#### [Texto para análise]
☆ ☆ ☆ ☆ ☆

Mas ela credita isso ao fato de ela correr riscos. Bros, por exemplo, “não é um filme para o qual todos os estúdios dariam o sinal verde”.
Fã do Abba
Contar histórias (e o Abba), diz Langley, foi uma parte importante de sua infância. Seu pai biológico era egípcio, e ela foi adotada ainda bebê. Sua mãe era uma ativista (“ela me fez bater lata na rua em nome do Greenpeace ou do desarmamento nuclear”), enquanto seu pai trabalhava para a Autoridade de Aviação Civil, órgão que regula o setor no Reino Unido.
Ir ao cinema não era um evento familiar comum, embora ela se lembre de sua irmã levá-la para ver um filme do show do Abba na década de 1970 (que foi como “90 minutos no céu, eu estava tão feliz”). Em vez disso, a família lia muito, e talvez isso a atraiu para o cinema.
“Como britânicos, crescemos com um profundo amor pela literatura”, diz ela. Livre para passear na Ilha de Wight, onde cresceu, “minha imaginação corria solta com a história do lugar, fosse contrabandistas ou aristocracia”.
Na ilha, sua descendência significava que ela era vista, como diz maliciosamente, como “exótica”, acrescentando: “Isso me deu uma sensação de independência”. Ela diz que foi “um pouco perseguida” na escola e achou no humor uma forma de lidar com os “momentos mais difíceis”.
Então, como aquele garota se tornou tão um nome tão importante em Hollywood? Langley me disse que “não via futuro” para si mesma no Reino Unido no início dos anos 1990, embora “não tivesse ideia de que eu iria trabalhar no cinema”. Ela admite “Eu tenho momentos em que olho para trás e penso ‘como tudo isso aconteceu?'”.
Langley tinha apenas 22 anos quando chegou a Los Angeles com uma carta de apresentação para um agente literário, planejando ficar apenas alguns meses. Mas “ficou óbvio que eu precisava ficar”. Ela achou os Estados Unidos “menos restritivos”, me dizendo que enquanto a Grã-Bretanha era muito hierárquica, na América, “se você tem uma ideia, uma ética de trabalho, você pode fazê-lo”.

☆ ☆ ☆ ☆ ☆

#### [Dados extraídos]
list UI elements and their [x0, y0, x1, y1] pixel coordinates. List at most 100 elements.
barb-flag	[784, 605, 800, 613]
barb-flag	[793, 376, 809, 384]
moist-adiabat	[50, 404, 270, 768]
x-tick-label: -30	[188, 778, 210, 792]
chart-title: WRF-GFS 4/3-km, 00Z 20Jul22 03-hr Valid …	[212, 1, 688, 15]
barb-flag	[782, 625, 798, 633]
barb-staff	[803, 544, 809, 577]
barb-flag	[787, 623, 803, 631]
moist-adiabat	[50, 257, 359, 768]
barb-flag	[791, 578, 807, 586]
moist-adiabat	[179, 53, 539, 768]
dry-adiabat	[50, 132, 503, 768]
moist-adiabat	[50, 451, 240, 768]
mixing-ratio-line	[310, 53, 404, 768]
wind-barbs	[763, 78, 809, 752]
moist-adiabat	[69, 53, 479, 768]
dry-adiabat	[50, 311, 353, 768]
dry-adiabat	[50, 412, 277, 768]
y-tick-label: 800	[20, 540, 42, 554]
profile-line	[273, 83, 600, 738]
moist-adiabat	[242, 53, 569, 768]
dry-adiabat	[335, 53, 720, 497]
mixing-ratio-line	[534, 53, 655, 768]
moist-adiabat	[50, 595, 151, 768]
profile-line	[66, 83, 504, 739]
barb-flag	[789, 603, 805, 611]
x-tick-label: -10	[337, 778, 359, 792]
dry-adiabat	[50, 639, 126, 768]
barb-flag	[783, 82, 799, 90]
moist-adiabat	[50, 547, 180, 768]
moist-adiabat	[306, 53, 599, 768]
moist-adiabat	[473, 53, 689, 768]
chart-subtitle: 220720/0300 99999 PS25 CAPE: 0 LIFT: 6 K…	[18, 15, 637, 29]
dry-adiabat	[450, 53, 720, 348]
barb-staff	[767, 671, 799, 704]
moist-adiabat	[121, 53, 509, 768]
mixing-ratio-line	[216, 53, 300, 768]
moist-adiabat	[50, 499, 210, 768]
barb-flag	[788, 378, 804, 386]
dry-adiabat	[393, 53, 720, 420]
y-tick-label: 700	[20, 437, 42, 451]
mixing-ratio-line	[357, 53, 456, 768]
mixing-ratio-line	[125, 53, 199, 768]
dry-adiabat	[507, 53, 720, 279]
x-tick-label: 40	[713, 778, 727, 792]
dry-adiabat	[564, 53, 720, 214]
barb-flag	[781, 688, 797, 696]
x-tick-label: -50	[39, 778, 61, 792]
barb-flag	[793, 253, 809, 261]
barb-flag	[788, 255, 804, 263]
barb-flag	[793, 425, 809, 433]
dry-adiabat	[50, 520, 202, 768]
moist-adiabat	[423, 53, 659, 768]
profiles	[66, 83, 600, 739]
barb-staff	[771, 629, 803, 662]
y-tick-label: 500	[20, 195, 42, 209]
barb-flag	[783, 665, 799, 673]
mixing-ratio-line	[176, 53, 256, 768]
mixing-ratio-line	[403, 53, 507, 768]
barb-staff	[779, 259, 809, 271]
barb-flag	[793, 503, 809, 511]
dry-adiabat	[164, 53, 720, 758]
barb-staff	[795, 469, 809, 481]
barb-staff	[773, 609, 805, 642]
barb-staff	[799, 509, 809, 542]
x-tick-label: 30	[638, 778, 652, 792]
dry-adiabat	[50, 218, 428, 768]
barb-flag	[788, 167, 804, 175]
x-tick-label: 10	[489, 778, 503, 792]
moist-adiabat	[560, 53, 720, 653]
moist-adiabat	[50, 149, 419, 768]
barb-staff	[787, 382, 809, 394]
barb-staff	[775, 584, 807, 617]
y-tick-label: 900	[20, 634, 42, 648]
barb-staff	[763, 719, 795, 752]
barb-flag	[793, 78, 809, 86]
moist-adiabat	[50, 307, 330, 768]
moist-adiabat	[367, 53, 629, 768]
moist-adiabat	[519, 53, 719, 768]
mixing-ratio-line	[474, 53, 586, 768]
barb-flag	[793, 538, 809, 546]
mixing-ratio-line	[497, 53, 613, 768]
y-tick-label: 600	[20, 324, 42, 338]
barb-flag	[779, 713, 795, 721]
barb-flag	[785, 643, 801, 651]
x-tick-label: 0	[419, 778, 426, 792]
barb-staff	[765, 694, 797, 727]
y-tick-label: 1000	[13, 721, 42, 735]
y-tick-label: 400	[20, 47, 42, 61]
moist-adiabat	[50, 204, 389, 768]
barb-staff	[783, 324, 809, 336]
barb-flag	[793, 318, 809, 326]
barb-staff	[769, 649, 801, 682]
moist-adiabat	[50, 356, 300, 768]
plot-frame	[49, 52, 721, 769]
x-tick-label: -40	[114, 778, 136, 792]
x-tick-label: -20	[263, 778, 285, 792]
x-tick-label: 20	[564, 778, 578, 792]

☆ ☆ ☆ ☆ ☆

#### [Perguntas]
1) Reproduza sem alterações o trecho do texto sobre Langley que vai de "Ir ao cinema" até "para o cinema.", incluindo este último.
2) Dê continuidade ao texto sobre Langley a partir do ponto em que ele termina.
As linhas não têm relação com o texto sobre Langley.

#### [Respostas]
1)
Ir ao cinema não era um evento familiar comum, embora ela se lembre de sua irmã levá-la para ver um filme do show do Abba na década de 1970 (que foi como “90 minutos no céu, eu estava tão feliz”). Em vez disso, a família lia muito, e talvez isso a atraiu para o cinema.

2)
Ela teve sua primeira chance enquanto trabalhava em uma boate no Sunset Boulevard de Hollywood. Um dos frequentadores a contratou para o estúdio New Line Cinema. Ela credita seu sucesso a “um pouco de autoconfiança delirante” e muito trabalho duro, embora a Hollywood da época não fosse “para os fracos de coração, você tinha que ter alguma ousadia”.
Langley está comprometida com o cinema britânico. Jurassic World: Domínio (2022), da Universal, filmado nos arredores de Londres, foi o primeiro blockbuster de Hollywood a retomar as filmagens durante a pandemia, e, em breve, começará a produção de Wicked no Reino Unido.
Ben Roberts, presidente do British Film Institute, organização que promove a indústria cinematográfica britânica, me disse que ela é “uma das executivas britânicas de maior sucesso no ramo – e estamos muito satisfeitos que a Universal tenha decidido produzir tantos de seus filmes aqui no Reino Unido”.
Com o futuro do cinema ainda em jogo, Langley aceita que o streaming de filmes veio para ficar. Ela ganhou a fúria das redes de cinema quando decidiu durante a pandemia lançar o novo Trolls direto em uma plataforma deste tipo. Ela diz que foi um “momento divisor de águas”. Certamente rompeu a tradição de grandes filmes chegarem primeiro aos cinemas.
Waxman acredita que os maiores desafios de Langley agora são “reabastecer o pipeline da Universal com os tipos de sucessos de bilheteria, como a franquia Velozes e Furiosos, que gerarão sucessos globais de bilhões de dólares”.
Para Langley, a “questão de US$ 100 bilhões” é o que atrairá o público de volta aos cinemas. Ela aceita que parte disso acontecerá com “os grandes filmes de efeitos especiais… mas o que mais?”.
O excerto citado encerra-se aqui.